• Task to carry out: What is the number of lines in the entries that include the word "Methylation"? Respond with the number only.

• Task material:
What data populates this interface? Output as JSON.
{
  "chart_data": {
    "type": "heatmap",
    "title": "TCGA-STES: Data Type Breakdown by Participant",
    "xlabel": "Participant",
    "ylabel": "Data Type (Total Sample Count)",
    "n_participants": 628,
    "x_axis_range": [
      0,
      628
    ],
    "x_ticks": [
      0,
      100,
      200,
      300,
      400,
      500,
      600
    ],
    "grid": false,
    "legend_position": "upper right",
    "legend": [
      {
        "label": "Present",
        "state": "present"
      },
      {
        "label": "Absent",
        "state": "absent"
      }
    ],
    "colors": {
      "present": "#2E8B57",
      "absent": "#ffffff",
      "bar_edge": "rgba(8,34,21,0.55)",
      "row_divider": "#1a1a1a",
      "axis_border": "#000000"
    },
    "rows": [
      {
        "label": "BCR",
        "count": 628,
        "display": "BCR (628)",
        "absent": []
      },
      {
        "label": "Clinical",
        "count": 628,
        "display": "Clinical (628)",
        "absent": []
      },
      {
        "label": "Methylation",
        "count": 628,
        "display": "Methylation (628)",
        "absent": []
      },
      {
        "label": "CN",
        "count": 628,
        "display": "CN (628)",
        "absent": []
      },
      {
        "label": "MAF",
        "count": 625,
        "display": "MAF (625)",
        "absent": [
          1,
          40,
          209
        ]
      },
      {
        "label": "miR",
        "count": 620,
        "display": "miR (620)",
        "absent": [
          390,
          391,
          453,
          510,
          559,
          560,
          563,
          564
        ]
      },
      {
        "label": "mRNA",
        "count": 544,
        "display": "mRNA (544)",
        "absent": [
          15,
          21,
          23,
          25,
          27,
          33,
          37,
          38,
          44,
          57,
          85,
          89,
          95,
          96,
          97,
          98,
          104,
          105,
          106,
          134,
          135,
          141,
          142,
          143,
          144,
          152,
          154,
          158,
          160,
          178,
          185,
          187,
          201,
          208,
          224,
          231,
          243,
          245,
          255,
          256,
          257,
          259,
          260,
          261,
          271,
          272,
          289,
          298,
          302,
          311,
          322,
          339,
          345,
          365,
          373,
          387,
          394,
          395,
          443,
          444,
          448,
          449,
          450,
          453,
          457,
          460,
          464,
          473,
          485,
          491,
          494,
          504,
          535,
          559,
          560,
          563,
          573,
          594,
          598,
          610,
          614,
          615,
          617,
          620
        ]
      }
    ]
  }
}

==

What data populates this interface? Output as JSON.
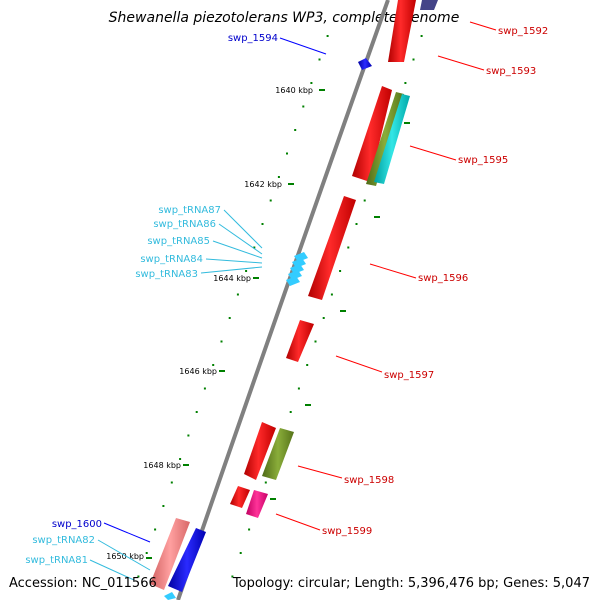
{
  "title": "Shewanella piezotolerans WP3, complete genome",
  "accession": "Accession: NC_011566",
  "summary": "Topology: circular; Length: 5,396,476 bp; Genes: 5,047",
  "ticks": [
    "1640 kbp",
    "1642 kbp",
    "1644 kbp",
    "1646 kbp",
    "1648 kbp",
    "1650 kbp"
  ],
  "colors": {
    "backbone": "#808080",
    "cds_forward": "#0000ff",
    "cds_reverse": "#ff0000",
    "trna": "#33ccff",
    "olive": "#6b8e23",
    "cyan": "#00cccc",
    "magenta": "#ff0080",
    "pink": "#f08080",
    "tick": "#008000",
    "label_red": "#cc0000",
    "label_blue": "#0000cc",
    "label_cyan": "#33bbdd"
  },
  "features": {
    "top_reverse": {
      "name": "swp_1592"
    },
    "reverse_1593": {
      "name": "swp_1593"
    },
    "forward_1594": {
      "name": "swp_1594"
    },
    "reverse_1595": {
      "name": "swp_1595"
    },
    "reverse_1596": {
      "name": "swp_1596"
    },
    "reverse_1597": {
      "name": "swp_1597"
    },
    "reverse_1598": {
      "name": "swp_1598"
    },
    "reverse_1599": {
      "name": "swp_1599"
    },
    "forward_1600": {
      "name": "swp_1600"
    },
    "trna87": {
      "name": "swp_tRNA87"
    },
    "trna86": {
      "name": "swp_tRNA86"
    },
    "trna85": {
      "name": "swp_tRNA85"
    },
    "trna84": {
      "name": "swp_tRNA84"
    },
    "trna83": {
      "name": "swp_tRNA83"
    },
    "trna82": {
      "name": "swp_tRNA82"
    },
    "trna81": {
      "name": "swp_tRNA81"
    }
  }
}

• Reply: 2